WHAT THE TASK ASKS
Select the lines that hold the word "inside" and copy each one.

Data entries
++++++++++++++++++++
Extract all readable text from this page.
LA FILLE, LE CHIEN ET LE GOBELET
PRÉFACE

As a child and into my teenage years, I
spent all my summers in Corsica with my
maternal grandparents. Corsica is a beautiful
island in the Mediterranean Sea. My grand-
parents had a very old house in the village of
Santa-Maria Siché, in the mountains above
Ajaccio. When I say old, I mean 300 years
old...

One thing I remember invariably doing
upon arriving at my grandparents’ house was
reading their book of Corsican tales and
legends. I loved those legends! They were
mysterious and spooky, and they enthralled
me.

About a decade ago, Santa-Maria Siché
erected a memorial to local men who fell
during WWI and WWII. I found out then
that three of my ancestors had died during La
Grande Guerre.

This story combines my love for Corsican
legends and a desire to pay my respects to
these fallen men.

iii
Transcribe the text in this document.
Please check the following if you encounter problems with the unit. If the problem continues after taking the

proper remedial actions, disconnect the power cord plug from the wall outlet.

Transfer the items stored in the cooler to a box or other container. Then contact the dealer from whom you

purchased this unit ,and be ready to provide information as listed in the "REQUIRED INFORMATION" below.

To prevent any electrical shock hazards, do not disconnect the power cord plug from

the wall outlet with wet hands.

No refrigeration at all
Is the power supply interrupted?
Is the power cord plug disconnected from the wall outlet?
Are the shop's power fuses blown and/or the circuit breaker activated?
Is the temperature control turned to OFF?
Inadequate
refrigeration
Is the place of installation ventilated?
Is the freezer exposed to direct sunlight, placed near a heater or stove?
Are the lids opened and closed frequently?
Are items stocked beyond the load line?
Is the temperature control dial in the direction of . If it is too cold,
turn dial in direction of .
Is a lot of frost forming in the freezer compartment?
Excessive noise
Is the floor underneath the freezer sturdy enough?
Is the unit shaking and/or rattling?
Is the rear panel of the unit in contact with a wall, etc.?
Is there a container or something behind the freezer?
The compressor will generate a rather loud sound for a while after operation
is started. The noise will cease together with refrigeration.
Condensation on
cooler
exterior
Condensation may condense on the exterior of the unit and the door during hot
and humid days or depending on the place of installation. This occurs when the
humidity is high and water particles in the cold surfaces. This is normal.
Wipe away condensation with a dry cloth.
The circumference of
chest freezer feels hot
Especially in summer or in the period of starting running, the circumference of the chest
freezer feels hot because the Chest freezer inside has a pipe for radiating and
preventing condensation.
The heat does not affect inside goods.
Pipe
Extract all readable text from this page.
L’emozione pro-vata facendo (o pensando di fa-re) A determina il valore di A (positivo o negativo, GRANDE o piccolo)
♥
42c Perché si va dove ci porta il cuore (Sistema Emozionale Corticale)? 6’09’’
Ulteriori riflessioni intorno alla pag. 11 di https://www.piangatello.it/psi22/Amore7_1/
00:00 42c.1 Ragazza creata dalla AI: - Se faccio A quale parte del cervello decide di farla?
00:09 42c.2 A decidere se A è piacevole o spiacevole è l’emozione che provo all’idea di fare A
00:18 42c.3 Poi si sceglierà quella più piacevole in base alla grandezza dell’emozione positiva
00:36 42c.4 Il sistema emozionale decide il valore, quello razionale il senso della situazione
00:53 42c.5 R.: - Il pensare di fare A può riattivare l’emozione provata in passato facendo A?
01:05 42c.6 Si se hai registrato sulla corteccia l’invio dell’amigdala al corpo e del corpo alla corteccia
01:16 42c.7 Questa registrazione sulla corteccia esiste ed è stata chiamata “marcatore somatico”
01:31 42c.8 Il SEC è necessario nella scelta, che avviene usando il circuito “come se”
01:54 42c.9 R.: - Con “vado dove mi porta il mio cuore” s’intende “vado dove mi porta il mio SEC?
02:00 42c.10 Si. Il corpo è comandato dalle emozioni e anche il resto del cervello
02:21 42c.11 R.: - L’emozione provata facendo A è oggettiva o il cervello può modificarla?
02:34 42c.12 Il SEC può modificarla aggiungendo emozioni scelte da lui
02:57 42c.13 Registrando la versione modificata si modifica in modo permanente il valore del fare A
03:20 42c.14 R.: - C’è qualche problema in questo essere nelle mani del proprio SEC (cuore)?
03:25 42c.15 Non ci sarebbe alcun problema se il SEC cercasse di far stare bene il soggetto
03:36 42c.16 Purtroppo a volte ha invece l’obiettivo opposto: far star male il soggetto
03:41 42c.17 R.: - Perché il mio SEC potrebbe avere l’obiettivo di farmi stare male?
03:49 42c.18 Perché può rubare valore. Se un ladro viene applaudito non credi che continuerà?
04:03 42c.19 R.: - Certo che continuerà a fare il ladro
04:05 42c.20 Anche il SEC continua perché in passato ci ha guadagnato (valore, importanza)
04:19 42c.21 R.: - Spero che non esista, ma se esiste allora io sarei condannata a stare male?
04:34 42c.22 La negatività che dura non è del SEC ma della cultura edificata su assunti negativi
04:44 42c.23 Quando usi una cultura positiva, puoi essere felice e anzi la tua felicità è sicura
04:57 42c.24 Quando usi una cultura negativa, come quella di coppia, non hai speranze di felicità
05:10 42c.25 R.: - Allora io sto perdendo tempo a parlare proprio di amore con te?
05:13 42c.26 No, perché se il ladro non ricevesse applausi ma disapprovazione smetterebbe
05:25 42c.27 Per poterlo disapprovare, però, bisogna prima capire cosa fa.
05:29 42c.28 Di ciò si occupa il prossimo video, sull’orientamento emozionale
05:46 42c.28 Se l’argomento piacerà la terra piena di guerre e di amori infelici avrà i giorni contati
++++++++++++++++++++
RESULT FOR THIS EXERCISE
freezer feels hot because the Chest freezer inside has a pipe for radiating and
The heat does not affect inside goods.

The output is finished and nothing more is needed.